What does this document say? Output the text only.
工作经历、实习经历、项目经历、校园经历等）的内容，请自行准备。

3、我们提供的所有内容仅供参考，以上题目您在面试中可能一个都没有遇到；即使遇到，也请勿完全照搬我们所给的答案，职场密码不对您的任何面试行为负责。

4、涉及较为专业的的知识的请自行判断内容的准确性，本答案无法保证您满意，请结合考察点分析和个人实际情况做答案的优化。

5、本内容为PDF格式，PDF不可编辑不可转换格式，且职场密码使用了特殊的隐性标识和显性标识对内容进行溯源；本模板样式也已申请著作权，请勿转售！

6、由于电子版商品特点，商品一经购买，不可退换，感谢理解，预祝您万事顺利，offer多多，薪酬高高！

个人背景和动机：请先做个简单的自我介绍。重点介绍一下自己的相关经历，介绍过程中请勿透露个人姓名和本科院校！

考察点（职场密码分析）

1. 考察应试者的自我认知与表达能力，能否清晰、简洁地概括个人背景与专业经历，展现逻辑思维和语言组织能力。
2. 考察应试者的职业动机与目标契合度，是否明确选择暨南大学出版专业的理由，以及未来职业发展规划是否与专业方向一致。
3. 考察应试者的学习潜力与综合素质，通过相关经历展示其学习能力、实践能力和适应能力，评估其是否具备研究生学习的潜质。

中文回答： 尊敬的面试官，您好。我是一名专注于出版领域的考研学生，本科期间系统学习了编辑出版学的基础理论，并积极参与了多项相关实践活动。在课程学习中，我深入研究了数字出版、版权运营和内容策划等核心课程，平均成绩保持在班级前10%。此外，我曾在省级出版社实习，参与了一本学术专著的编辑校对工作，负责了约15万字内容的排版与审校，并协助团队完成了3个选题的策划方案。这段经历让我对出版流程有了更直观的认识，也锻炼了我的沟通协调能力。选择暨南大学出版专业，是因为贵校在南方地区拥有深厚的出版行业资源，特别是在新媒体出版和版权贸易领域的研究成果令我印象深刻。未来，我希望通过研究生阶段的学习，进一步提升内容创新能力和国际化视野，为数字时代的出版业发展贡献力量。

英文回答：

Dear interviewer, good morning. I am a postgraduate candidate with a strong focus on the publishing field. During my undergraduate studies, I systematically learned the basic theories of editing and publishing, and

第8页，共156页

◇ ◇ ◇

Emit the full listing verbatim.

> [Result of the task]:
What does this document say? Output the text only.
工作经历、实习经历、项目经历、校园经历等）的内容，请自行准备。

3、我们提供的所有内容仅供参考，以上题目您在面试中可能一个都没有遇到；即使遇到，也请勿完全照搬我们所给的答案，职场密码不对您的任何面试行为负责。

4、涉及较为专业的的知识的请自行判断内容的准确性，本答案无法保证您满意，请结合考察点分析和个人实际情况做答案的优化。

5、本内容为PDF格式，PDF不可编辑不可转换格式，且职场密码使用了特殊的隐性标识和显性标识对内容进行溯源；本模板样式也已申请著作权，请勿转售！

6、由于电子版商品特点，商品一经购买，不可退换，感谢理解，预祝您万事顺利，offer多多，薪酬高高！

个人背景和动机：请先做个简单的自我介绍。重点介绍一下自己的相关经历，介绍过程中请勿透露个人姓名和本科院校！

考察点（职场密码分析）

1. 考察应试者的自我认知与表达能力，能否清晰、简洁地概括个人背景与专业经历，展现逻辑思维和语言组织能力。
2. 考察应试者的职业动机与目标契合度，是否明确选择暨南大学出版专业的理由，以及未来职业发展规划是否与专业方向一致。
3. 考察应试者的学习潜力与综合素质，通过相关经历展示其学习能力、实践能力和适应能力，评估其是否具备研究生学习的潜质。

中文回答： 尊敬的面试官，您好。我是一名专注于出版领域的考研学生，本科期间系统学习了编辑出版学的基础理论，并积极参与了多项相关实践活动。在课程学习中，我深入研究了数字出版、版权运营和内容策划等核心课程，平均成绩保持在班级前10%。此外，我曾在省级出版社实习，参与了一本学术专著的编辑校对工作，负责了约15万字内容的排版与审校，并协助团队完成了3个选题的策划方案。这段经历让我对出版流程有了更直观的认识，也锻炼了我的沟通协调能力。选择暨南大学出版专业，是因为贵校在南方地区拥有深厚的出版行业资源，特别是在新媒体出版和版权贸易领域的研究成果令我印象深刻。未来，我希望通过研究生阶段的学习，进一步提升内容创新能力和国际化视野，为数字时代的出版业发展贡献力量。

英文回答：

Dear interviewer, good morning. I am a postgraduate candidate with a strong focus on the publishing field. During my undergraduate studies, I systematically learned the basic theories of editing and publishing, and

第8页，共156页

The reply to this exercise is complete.